= Data entries for graphics =
-*-*-
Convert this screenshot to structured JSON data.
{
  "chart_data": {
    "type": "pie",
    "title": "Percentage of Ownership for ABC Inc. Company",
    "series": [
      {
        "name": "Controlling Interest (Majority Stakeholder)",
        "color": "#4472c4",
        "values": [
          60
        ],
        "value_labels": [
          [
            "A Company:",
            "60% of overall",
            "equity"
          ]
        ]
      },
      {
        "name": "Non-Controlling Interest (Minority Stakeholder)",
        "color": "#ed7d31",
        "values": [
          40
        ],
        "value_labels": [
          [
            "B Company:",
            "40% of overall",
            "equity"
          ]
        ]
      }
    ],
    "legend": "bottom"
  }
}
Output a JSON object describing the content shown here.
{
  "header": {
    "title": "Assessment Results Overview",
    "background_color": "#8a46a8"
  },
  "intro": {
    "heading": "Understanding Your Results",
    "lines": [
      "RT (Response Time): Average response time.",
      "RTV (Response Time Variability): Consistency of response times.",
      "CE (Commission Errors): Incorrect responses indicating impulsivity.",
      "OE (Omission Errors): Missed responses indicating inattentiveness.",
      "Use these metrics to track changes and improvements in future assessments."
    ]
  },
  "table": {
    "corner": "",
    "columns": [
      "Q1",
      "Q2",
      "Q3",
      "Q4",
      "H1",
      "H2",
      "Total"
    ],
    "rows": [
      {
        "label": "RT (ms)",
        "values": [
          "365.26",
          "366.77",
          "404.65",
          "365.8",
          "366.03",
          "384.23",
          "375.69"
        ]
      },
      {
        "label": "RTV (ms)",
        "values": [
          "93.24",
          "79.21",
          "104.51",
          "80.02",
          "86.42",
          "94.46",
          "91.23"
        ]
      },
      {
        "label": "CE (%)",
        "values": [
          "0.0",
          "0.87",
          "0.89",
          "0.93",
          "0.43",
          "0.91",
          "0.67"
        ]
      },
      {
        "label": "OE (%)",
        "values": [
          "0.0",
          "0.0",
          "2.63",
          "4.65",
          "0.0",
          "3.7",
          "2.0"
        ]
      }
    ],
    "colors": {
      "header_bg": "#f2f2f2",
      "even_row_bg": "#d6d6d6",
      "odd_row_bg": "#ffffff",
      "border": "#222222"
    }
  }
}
-*-*-
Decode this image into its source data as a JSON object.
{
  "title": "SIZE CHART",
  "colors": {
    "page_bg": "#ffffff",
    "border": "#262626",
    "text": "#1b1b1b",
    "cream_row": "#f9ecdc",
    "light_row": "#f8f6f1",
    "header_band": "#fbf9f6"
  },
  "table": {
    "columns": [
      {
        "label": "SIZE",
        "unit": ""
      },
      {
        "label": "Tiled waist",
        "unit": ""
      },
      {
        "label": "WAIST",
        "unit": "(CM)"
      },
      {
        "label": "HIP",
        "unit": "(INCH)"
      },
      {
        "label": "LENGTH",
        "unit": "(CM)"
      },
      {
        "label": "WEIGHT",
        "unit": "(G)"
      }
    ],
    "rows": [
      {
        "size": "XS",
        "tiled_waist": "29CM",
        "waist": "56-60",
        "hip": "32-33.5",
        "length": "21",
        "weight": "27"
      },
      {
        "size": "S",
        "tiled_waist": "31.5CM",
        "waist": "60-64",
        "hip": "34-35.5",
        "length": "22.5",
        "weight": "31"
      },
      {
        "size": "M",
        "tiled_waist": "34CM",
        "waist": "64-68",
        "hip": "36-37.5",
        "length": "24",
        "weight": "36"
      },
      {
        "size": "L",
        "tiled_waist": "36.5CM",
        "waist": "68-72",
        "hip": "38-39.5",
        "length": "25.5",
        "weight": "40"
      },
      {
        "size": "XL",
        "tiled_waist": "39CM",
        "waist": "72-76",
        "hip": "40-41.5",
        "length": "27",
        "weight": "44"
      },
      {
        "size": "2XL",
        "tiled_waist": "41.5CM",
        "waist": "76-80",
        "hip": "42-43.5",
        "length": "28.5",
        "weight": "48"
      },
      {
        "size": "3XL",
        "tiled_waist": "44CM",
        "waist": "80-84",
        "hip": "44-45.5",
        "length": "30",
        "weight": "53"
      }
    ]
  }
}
-*-*-
Count every line of the records that holds the string "indicating". Write only the total.

2